Work to be completed: Write out the material exactly. Do not include the pictures.

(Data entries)

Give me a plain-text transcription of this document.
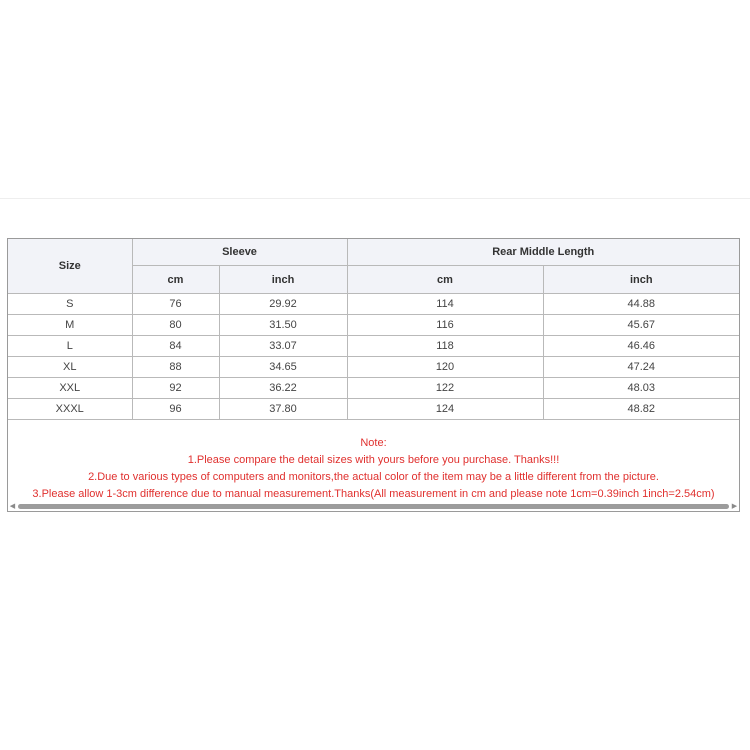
Size	Sleeve		Rear Middle Length	
	cm	inch	cm	inch
S	76	29.92	114	44.88
M	80	31.50	116	45.67
L	84	33.07	118	46.46
XL	88	34.65	120	47.24
XXL	92	36.22	122	48.03
XXXL	96	37.80	124	48.82
Note:
1.Please compare the detail sizes with yours before you purchase. Thanks!!!
2.Due to various types of computers and monitors,the actual color of the item may be a little different from the picture.
3.Please allow 1-3cm difference due to manual measurement.Thanks(All measurement in cm and please note 1cm=0.39inch 1inch=2.54cm)
◀	▶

The solution:
Give me a plain-text transcription of this document.
Size	Sleeve		Rear Middle Length	
	cm	inch	cm	inch
S	76	29.92	114	44.88
M	80	31.50	116	45.67
L	84	33.07	118	46.46
XL	88	34.65	120	47.24
XXL	92	36.22	122	48.03
XXXL	96	37.80	124	48.82
Note:
1.Please compare the detail sizes with yours before you purchase. Thanks!!!
2.Due to various types of computers and monitors,the actual color of the item may be a little different from the picture.
3.Please allow 1-3cm difference due to manual measurement.Thanks(All measurement in cm and please note 1cm=0.39inch 1inch=2.54cm)
◀	▶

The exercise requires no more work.